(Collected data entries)
# # # #

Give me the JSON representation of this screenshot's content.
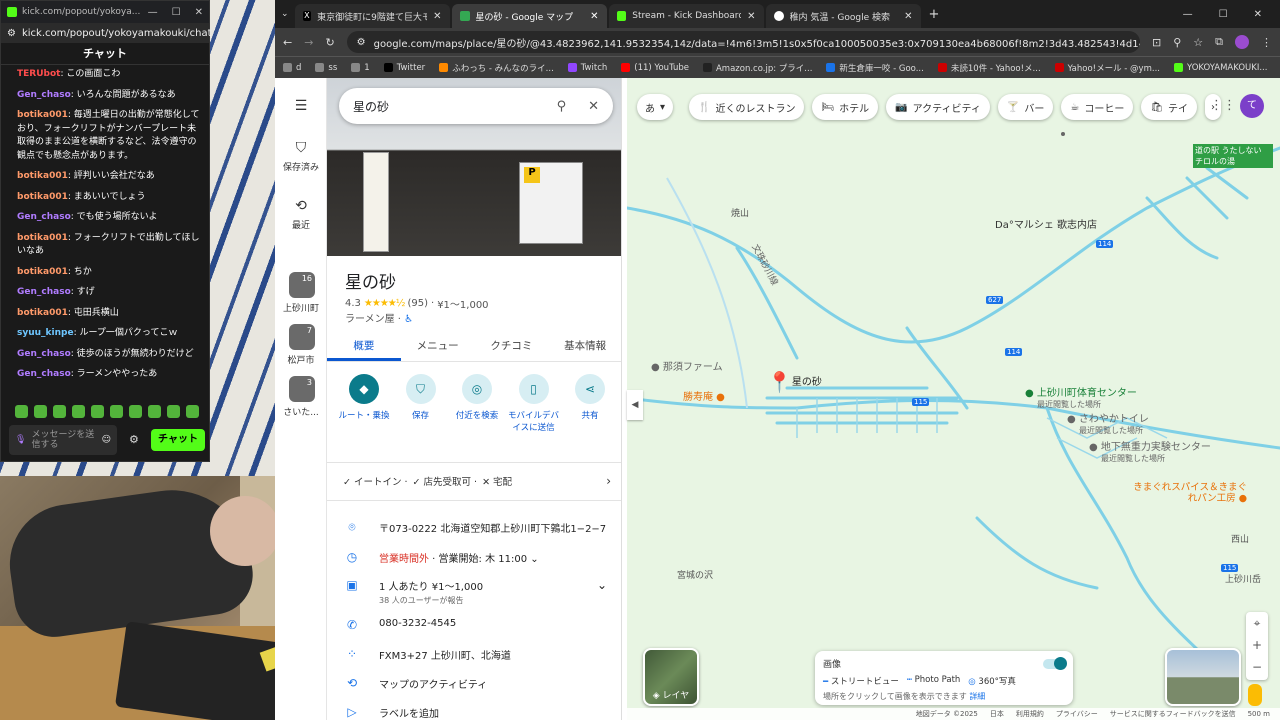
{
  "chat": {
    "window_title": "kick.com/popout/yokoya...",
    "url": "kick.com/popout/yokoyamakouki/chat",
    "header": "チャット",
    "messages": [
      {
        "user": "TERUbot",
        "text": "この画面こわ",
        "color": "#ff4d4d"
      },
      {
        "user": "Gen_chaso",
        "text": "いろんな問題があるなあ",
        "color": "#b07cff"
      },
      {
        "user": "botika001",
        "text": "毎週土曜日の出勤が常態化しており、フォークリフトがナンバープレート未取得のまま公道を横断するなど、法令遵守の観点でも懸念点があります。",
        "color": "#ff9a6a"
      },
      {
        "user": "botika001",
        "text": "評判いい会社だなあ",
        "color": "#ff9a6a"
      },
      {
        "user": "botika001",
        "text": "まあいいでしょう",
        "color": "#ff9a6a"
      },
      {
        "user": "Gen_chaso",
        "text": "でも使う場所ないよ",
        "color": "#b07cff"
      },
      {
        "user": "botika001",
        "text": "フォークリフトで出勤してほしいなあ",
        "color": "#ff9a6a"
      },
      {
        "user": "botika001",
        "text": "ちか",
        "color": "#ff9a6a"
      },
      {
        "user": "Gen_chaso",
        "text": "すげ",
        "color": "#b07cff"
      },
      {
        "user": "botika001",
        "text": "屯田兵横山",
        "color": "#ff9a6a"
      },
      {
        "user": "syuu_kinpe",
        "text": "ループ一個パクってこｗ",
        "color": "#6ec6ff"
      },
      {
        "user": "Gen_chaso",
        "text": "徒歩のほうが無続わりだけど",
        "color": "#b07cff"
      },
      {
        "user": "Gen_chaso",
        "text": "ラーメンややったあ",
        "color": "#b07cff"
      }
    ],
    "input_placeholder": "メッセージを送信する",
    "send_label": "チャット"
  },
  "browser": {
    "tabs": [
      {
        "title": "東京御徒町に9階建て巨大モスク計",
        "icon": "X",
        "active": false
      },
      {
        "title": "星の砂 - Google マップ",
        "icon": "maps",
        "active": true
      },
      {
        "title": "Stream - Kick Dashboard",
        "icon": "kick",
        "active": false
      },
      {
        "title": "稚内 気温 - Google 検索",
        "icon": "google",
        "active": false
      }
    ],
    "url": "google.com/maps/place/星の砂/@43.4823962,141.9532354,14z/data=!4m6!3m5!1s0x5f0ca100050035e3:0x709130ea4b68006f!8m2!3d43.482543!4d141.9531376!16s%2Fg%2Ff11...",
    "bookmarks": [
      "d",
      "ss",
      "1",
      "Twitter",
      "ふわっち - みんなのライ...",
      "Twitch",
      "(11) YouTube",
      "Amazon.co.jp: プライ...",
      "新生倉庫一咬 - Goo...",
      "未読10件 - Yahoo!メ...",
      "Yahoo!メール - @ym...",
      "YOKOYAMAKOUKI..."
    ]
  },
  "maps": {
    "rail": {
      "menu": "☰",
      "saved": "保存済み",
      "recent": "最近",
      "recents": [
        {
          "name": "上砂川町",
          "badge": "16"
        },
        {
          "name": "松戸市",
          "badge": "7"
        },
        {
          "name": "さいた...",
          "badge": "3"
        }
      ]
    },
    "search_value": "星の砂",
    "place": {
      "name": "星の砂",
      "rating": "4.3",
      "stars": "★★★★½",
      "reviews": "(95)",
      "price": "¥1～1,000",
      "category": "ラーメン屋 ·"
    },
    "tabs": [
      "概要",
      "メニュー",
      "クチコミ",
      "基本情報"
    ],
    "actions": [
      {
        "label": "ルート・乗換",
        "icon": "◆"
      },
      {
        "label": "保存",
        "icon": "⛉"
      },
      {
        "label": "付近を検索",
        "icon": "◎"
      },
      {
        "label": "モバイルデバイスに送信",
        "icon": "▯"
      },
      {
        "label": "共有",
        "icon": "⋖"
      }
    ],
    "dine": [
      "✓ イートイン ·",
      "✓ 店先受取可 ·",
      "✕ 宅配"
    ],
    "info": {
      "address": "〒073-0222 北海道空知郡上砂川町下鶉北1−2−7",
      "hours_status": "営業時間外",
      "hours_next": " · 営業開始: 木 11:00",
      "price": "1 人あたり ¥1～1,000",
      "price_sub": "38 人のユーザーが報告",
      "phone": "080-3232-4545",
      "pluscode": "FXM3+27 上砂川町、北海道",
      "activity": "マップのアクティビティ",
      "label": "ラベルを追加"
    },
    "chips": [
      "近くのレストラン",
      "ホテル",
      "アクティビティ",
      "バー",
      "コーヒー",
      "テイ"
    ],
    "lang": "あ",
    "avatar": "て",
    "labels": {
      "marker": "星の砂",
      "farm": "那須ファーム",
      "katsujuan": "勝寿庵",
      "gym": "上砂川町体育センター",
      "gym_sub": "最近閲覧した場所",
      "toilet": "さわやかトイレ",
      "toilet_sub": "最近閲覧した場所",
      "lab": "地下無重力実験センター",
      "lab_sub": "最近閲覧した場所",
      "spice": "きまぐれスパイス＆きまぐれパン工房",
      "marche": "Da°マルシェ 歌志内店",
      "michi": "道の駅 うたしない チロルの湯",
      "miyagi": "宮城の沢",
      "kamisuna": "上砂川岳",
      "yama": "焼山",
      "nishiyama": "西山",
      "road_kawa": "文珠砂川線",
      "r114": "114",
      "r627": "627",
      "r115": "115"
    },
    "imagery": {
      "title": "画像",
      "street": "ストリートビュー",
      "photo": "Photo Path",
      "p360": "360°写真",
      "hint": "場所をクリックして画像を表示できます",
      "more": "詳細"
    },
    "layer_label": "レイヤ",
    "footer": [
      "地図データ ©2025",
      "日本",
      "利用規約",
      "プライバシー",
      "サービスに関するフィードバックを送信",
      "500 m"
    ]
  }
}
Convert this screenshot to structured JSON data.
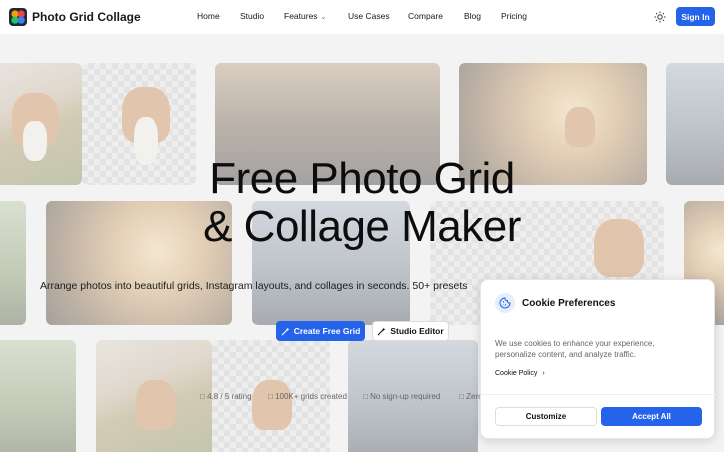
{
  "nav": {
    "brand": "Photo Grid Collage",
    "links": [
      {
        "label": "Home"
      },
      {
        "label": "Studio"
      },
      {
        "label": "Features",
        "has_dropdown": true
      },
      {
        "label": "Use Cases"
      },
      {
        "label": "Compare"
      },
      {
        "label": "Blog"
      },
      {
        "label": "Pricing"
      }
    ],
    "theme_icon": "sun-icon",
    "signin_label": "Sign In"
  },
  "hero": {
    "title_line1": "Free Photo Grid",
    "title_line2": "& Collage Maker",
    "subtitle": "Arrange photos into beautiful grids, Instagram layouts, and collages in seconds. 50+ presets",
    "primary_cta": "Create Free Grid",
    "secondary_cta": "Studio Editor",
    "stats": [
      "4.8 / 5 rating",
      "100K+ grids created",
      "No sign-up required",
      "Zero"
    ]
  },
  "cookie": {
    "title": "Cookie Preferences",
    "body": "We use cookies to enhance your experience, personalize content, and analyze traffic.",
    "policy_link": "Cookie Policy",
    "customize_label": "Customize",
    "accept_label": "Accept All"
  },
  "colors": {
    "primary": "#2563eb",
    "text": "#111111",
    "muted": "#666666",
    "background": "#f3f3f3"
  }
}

# # # #

EXERCISE INSTRUCTIONS
Leaving all pictures aside, quote each record exactly.

OUTPUT OF THE EXERCISE
Give me the JSON representation of this screenshot's content.
{
  "chat": {
    "window_title": "kick.com/popout/yokoya...",
    "url": "kick.com/popout/yokoyamakouki/chat",
    "header": "チャット",
    "messages": [
      {
        "user": "TERUbot",
        "text": "この画面こわ",
        "color": "#ff4d4d"
      },
      {
        "user": "Gen_chaso",
        "text": "いろんな問題があるなあ",
        "color": "#b07cff"
      },
      {
        "user": "botika001",
        "text": "毎週土曜日の出勤が常態化しており、フォークリフトがナンバープレート未取得のまま公道を横断するなど、法令遵守の観点でも懸念点があります。",
        "color": "#ff9a6a"
      },
      {
        "user": "botika001",
        "text": "評判いい会社だなあ",
        "color": "#ff9a6a"
      },
      {
        "user": "botika001",
        "text": "まあいいでしょう",
        "color": "#ff9a6a"
      },
      {
        "user": "Gen_chaso",
        "text": "でも使う場所ないよ",
        "color": "#b07cff"
      },
      {
        "user": "botika001",
        "text": "フォークリフトで出勤してほしいなあ",
        "color": "#ff9a6a"
      },
      {
        "user": "botika001",
        "text": "ちか",
        "color": "#ff9a6a"
      },
      {
        "user": "Gen_chaso",
        "text": "すげ",
        "color": "#b07cff"
      },
      {
        "user": "botika001",
        "text": "屯田兵横山",
        "color": "#ff9a6a"
      },
      {
        "user": "syuu_kinpe",
        "text": "ループ一個パクってこｗ",
        "color": "#6ec6ff"
      },
      {
        "user": "Gen_chaso",
        "text": "徒歩のほうが無続わりだけど",
        "color": "#b07cff"
      },
      {
        "user": "Gen_chaso",
        "text": "ラーメンややったあ",
        "color": "#b07cff"
      }
    ],
    "input_placeholder": "メッセージを送信する",
    "send_label": "チャット"
  },
  "browser": {
    "tabs": [
      {
        "title": "東京御徒町に9階建て巨大モスク計",
        "icon": "X",
        "active": false
      },
      {
        "title": "星の砂 - Google マップ",
        "icon": "maps",
        "active": true
      },
      {
        "title": "Stream - Kick Dashboard",
        "icon": "kick",
        "active": false
      },
      {
        "title": "稚内 気温 - Google 検索",
        "icon": "google",
        "active": false
      }
    ],
    "url": "google.com/maps/place/星の砂/@43.4823962,141.9532354,14z/data=!4m6!3m5!1s0x5f0ca100050035e3:0x709130ea4b68006f!8m2!3d43.482543!4d141.9531376!16s%2Fg%2Ff11...",
    "bookmarks": [
      "d",
      "ss",
      "1",
      "Twitter",
      "ふわっち - みんなのライ...",
      "Twitch",
      "(11) YouTube",
      "Amazon.co.jp: プライ...",
      "新生倉庫一咬 - Goo...",
      "未読10件 - Yahoo!メ...",
      "Yahoo!メール - @ym...",
      "YOKOYAMAKOUKI..."
    ]
  },
  "maps": {
    "rail": {
      "menu": "☰",
      "saved": "保存済み",
      "recent": "最近",
      "recents": [
        {
          "name": "上砂川町",
          "badge": "16"
        },
        {
          "name": "松戸市",
          "badge": "7"
        },
        {
          "name": "さいた...",
          "badge": "3"
        }
      ]
    },
    "search_value": "星の砂",
    "place": {
      "name": "星の砂",
      "rating": "4.3",
      "stars": "★★★★½",
      "reviews": "(95)",
      "price": "¥1～1,000",
      "category": "ラーメン屋 ·"
    },
    "tabs": [
      "概要",
      "メニュー",
      "クチコミ",
      "基本情報"
    ],
    "actions": [
      {
        "label": "ルート・乗換",
        "icon": "◆"
      },
      {
        "label": "保存",
        "icon": "⛉"
      },
      {
        "label": "付近を検索",
        "icon": "◎"
      },
      {
        "label": "モバイルデバイスに送信",
        "icon": "▯"
      },
      {
        "label": "共有",
        "icon": "⋖"
      }
    ],
    "dine": [
      "✓ イートイン ·",
      "✓ 店先受取可 ·",
      "✕ 宅配"
    ],
    "info": {
      "address": "〒073-0222 北海道空知郡上砂川町下鶉北1−2−7",
      "hours_status": "営業時間外",
      "hours_next": " · 営業開始: 木 11:00",
      "price": "1 人あたり ¥1～1,000",
      "price_sub": "38 人のユーザーが報告",
      "phone": "080-3232-4545",
      "pluscode": "FXM3+27 上砂川町、北海道",
      "activity": "マップのアクティビティ",
      "label": "ラベルを追加"
    },
    "chips": [
      "近くのレストラン",
      "ホテル",
      "アクティビティ",
      "バー",
      "コーヒー",
      "テイ"
    ],
    "lang": "あ",
    "avatar": "て",
    "labels": {
      "marker": "星の砂",
      "farm": "那須ファーム",
      "katsujuan": "勝寿庵",
      "gym": "上砂川町体育センター",
      "gym_sub": "最近閲覧した場所",
      "toilet": "さわやかトイレ",
      "toilet_sub": "最近閲覧した場所",
      "lab": "地下無重力実験センター",
      "lab_sub": "最近閲覧した場所",
      "spice": "きまぐれスパイス＆きまぐれパン工房",
      "marche": "Da°マルシェ 歌志内店",
      "michi": "道の駅 うたしない チロルの湯",
      "miyagi": "宮城の沢",
      "kamisuna": "上砂川岳",
      "yama": "焼山",
      "nishiyama": "西山",
      "road_kawa": "文珠砂川線",
      "r114": "114",
      "r627": "627",
      "r115": "115"
    },
    "imagery": {
      "title": "画像",
      "street": "ストリートビュー",
      "photo": "Photo Path",
      "p360": "360°写真",
      "hint": "場所をクリックして画像を表示できます",
      "more": "詳細"
    },
    "layer_label": "レイヤ",
    "footer": [
      "地図データ ©2025",
      "日本",
      "利用規約",
      "プライバシー",
      "サービスに関するフィードバックを送信",
      "500 m"
    ]
  }
}
Convert this screenshot to structured JSON data.
{
  "nav": {
    "brand": "Photo Grid Collage",
    "links": [
      {
        "label": "Home"
      },
      {
        "label": "Studio"
      },
      {
        "label": "Features",
        "has_dropdown": true
      },
      {
        "label": "Use Cases"
      },
      {
        "label": "Compare"
      },
      {
        "label": "Blog"
      },
      {
        "label": "Pricing"
      }
    ],
    "theme_icon": "sun-icon",
    "signin_label": "Sign In"
  },
  "hero": {
    "title_line1": "Free Photo Grid",
    "title_line2": "& Collage Maker",
    "subtitle": "Arrange photos into beautiful grids, Instagram layouts, and collages in seconds. 50+ presets",
    "primary_cta": "Create Free Grid",
    "secondary_cta": "Studio Editor",
    "stats": [
      "4.8 / 5 rating",
      "100K+ grids created",
      "No sign-up required",
      "Zero"
    ]
  },
  "cookie": {
    "title": "Cookie Preferences",
    "body": "We use cookies to enhance your experience, personalize content, and analyze traffic.",
    "policy_link": "Cookie Policy",
    "customize_label": "Customize",
    "accept_label": "Accept All"
  },
  "colors": {
    "primary": "#2563eb",
    "text": "#111111",
    "muted": "#666666",
    "background": "#f3f3f3"
  }
}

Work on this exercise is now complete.